*What is being asked*: From the data that follows, copy every line holding the string "Total".

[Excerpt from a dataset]
## BEGIN

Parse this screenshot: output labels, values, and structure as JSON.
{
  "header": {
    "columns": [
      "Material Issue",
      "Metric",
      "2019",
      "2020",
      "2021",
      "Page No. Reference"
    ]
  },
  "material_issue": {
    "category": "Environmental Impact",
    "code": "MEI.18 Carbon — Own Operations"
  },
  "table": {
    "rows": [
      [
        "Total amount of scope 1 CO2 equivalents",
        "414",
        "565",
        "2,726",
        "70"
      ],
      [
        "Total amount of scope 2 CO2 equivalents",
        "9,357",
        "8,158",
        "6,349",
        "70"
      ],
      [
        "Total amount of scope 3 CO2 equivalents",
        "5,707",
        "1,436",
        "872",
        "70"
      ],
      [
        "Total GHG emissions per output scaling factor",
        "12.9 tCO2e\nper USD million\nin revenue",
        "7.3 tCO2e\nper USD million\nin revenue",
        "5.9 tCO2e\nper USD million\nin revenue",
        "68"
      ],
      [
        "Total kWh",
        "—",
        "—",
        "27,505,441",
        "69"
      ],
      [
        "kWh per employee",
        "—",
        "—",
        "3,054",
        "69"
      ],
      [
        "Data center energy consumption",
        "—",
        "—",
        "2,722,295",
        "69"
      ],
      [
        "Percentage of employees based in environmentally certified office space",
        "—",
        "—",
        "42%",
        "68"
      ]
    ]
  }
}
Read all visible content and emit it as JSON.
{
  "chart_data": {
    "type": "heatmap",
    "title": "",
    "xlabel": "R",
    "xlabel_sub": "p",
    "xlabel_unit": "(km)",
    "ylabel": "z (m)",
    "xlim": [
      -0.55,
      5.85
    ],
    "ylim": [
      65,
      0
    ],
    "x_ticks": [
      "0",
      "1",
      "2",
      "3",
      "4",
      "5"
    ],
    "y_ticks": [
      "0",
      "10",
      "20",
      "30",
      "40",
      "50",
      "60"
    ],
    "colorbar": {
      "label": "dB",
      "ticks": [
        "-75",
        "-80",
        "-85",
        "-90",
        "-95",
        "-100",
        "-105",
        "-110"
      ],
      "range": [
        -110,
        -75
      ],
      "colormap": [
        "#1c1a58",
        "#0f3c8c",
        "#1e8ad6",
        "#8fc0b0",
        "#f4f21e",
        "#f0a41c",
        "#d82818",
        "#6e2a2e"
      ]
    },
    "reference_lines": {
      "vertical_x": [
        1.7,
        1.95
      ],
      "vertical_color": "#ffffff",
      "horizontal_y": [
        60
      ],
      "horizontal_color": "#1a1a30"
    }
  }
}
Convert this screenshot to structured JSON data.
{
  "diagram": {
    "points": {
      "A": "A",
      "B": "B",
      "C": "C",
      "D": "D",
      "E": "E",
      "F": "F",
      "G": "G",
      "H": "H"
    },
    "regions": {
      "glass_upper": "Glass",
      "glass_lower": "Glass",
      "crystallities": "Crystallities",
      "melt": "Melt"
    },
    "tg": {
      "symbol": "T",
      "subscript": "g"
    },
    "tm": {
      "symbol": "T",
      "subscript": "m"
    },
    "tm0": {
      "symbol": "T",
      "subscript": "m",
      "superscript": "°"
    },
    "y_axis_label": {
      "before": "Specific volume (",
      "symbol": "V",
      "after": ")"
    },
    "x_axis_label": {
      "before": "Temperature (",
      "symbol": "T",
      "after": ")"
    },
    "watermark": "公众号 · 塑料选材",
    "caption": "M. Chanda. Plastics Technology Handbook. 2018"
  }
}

## END

*Task answer*:
        "Total amount of scope 1 CO2 equivalents",
        "Total amount of scope 2 CO2 equivalents",
        "Total amount of scope 3 CO2 equivalents",
        "Total GHG emissions per output scaling factor",
        "Total kWh",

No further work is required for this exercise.